▸ **Exercise description**
What number of lines hold the word "secs"? State that number and nothing besides.

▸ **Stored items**
--*--

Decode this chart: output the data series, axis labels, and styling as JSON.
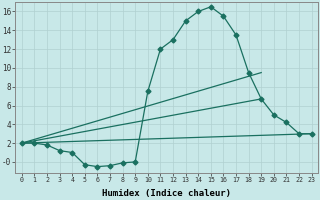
{
  "xlabel": "Humidex (Indice chaleur)",
  "background_color": "#c8e8e8",
  "grid_color": "#b0d0d0",
  "line_color": "#1a7060",
  "xlim": [
    -0.5,
    23.5
  ],
  "ylim": [
    -1.2,
    17.0
  ],
  "xticks": [
    0,
    1,
    2,
    3,
    4,
    5,
    6,
    7,
    8,
    9,
    10,
    11,
    12,
    13,
    14,
    15,
    16,
    17,
    18,
    19,
    20,
    21,
    22,
    23
  ],
  "yticks": [
    0,
    2,
    4,
    6,
    8,
    10,
    12,
    14,
    16
  ],
  "ytick_labels": [
    "-0",
    "2",
    "4",
    "6",
    "8",
    "10",
    "12",
    "14",
    "16"
  ],
  "line1_x": [
    0,
    1,
    2,
    3,
    4,
    5,
    6,
    7,
    8,
    9,
    10,
    11,
    12,
    13,
    14,
    15,
    16,
    17,
    18,
    19,
    20,
    21,
    22,
    23
  ],
  "line1_y": [
    2.0,
    2.0,
    1.8,
    1.2,
    1.0,
    -0.3,
    -0.5,
    -0.4,
    -0.1,
    0.0,
    7.5,
    12.0,
    13.0,
    15.0,
    16.0,
    16.5,
    15.5,
    13.5,
    9.5,
    6.7,
    5.0,
    4.2,
    3.0,
    3.0
  ],
  "line2_x": [
    0,
    19
  ],
  "line2_y": [
    2.0,
    9.5
  ],
  "line3_x": [
    0,
    19
  ],
  "line3_y": [
    2.0,
    6.7
  ],
  "line4_x": [
    0,
    23
  ],
  "line4_y": [
    2.0,
    3.0
  ]
}
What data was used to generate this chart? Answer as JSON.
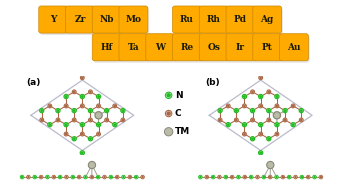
{
  "element_row1": [
    "Y",
    "Zr",
    "Nb",
    "Mo",
    "",
    "Ru",
    "Rh",
    "Pd",
    "Ag"
  ],
  "element_row2": [
    "",
    "Hf",
    "Ta",
    "W",
    "Re",
    "Os",
    "Ir",
    "Pt",
    "Au"
  ],
  "box_color": "#FFAA00",
  "box_edge_color": "#CC8800",
  "text_color": "#1a1a00",
  "N_color": "#22BB22",
  "C_color": "#AA6644",
  "TM_color": "#BBBBAA",
  "TM_edge_color": "#888877",
  "bond_color": "#AA6644",
  "cell_color": "#BBBBCC",
  "shadow_color": "#CCCCCC"
}
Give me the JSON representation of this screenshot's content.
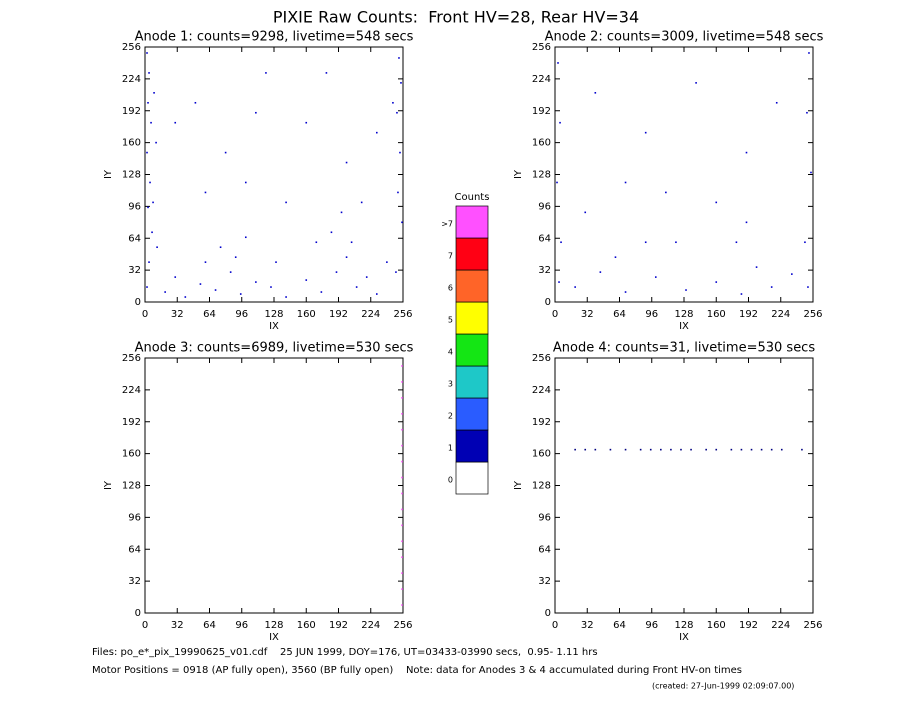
{
  "title": "PIXIE Raw Counts:  Front HV=28, Rear HV=34",
  "chart_data": [
    {
      "type": "scatter",
      "title": "Anode 1: counts=9298, livetime=548 secs",
      "x_label": "IX",
      "y_label": "IY",
      "xlim": [
        0,
        256
      ],
      "ylim": [
        0,
        256
      ],
      "xticks": [
        0,
        32,
        64,
        96,
        128,
        160,
        192,
        224,
        256
      ],
      "yticks": [
        0,
        32,
        64,
        96,
        128,
        160,
        192,
        224,
        256
      ],
      "series": [
        {
          "color": "#0000cc",
          "x": [
            2,
            4,
            3,
            6,
            2,
            5,
            3,
            7,
            4,
            2,
            9,
            11,
            8,
            12,
            252,
            254,
            250,
            253,
            251,
            255,
            249,
            246,
            20,
            30,
            40,
            55,
            70,
            85,
            95,
            110,
            125,
            140,
            160,
            175,
            190,
            200,
            205,
            210,
            220,
            230,
            240,
            185,
            195,
            215,
            60,
            75,
            90,
            100,
            50,
            80,
            120,
            160,
            200,
            140,
            100,
            60,
            170,
            130,
            230,
            30,
            110,
            180
          ],
          "y": [
            250,
            230,
            200,
            180,
            150,
            120,
            95,
            70,
            40,
            15,
            210,
            160,
            100,
            55,
            245,
            220,
            190,
            150,
            110,
            80,
            30,
            200,
            10,
            25,
            5,
            18,
            12,
            30,
            8,
            20,
            15,
            5,
            22,
            10,
            30,
            45,
            60,
            15,
            25,
            8,
            40,
            70,
            90,
            100,
            40,
            55,
            45,
            65,
            200,
            150,
            230,
            180,
            140,
            100,
            120,
            110,
            60,
            40,
            170,
            180,
            190,
            230
          ]
        }
      ]
    },
    {
      "type": "scatter",
      "title": "Anode 2: counts=3009, livetime=548 secs",
      "x_label": "IX",
      "y_label": "IY",
      "xlim": [
        0,
        256
      ],
      "ylim": [
        0,
        256
      ],
      "xticks": [
        0,
        32,
        64,
        96,
        128,
        160,
        192,
        224,
        256
      ],
      "yticks": [
        0,
        32,
        64,
        96,
        128,
        160,
        192,
        224,
        256
      ],
      "series": [
        {
          "color": "#0000cc",
          "x": [
            3,
            5,
            2,
            6,
            4,
            252,
            250,
            254,
            248,
            251,
            20,
            45,
            70,
            100,
            130,
            160,
            185,
            200,
            215,
            235,
            180,
            190,
            60,
            90,
            40,
            90,
            140,
            190,
            110,
            160,
            220,
            70,
            30,
            120
          ],
          "y": [
            240,
            180,
            120,
            60,
            20,
            250,
            190,
            130,
            60,
            15,
            15,
            30,
            10,
            25,
            12,
            20,
            8,
            35,
            15,
            28,
            60,
            80,
            45,
            60,
            210,
            170,
            220,
            150,
            110,
            100,
            200,
            120,
            90,
            60
          ]
        }
      ]
    },
    {
      "type": "scatter",
      "title": "Anode 3: counts=6989, livetime=530 secs",
      "x_label": "IX",
      "y_label": "IY",
      "xlim": [
        0,
        256
      ],
      "ylim": [
        0,
        256
      ],
      "xticks": [
        0,
        32,
        64,
        96,
        128,
        160,
        192,
        224,
        256
      ],
      "yticks": [
        0,
        32,
        64,
        96,
        128,
        160,
        192,
        224,
        256
      ],
      "series": [
        {
          "color": "#ff60ff",
          "x": [
            255,
            255,
            255,
            255,
            255,
            255,
            255,
            255,
            255,
            255,
            255,
            255,
            255,
            255,
            255,
            255
          ],
          "y": [
            8,
            24,
            40,
            56,
            72,
            88,
            104,
            120,
            136,
            152,
            168,
            184,
            200,
            216,
            232,
            248
          ]
        }
      ]
    },
    {
      "type": "scatter",
      "title": "Anode 4: counts=31, livetime=530 secs",
      "x_label": "IX",
      "y_label": "IY",
      "xlim": [
        0,
        256
      ],
      "ylim": [
        0,
        256
      ],
      "xticks": [
        0,
        32,
        64,
        96,
        128,
        160,
        192,
        224,
        256
      ],
      "yticks": [
        0,
        32,
        64,
        96,
        128,
        160,
        192,
        224,
        256
      ],
      "series": [
        {
          "color": "#000080",
          "x": [
            20,
            30,
            40,
            55,
            70,
            85,
            95,
            105,
            115,
            125,
            135,
            150,
            160,
            175,
            185,
            195,
            205,
            215,
            225,
            245
          ],
          "y": [
            164,
            164,
            164,
            164,
            164,
            164,
            164,
            164,
            164,
            164,
            164,
            164,
            164,
            164,
            164,
            164,
            164,
            164,
            164,
            164
          ]
        }
      ]
    }
  ],
  "colorbar": {
    "title": "Counts",
    "labels": [
      "0",
      "1",
      "2",
      "3",
      "4",
      "5",
      "6",
      "7",
      ">7"
    ],
    "colors": [
      "#ffffff",
      "#0000b4",
      "#2a5cff",
      "#1ec8c8",
      "#14e614",
      "#ffff00",
      "#ff6428",
      "#ff0014",
      "#ff50ff"
    ]
  },
  "footer": [
    "Files: po_e*_pix_19990625_v01.cdf    25 JUN 1999, DOY=176, UT=03433-03990 secs,  0.95- 1.11 hrs",
    "Motor Positions = 0918 (AP fully open), 3560 (BP fully open)    Note: data for Anodes 3 & 4 accumulated during Front HV-on times",
    "(created: 27-Jun-1999 02:09:07.00)"
  ]
}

--*--

▸ **Right answer**
5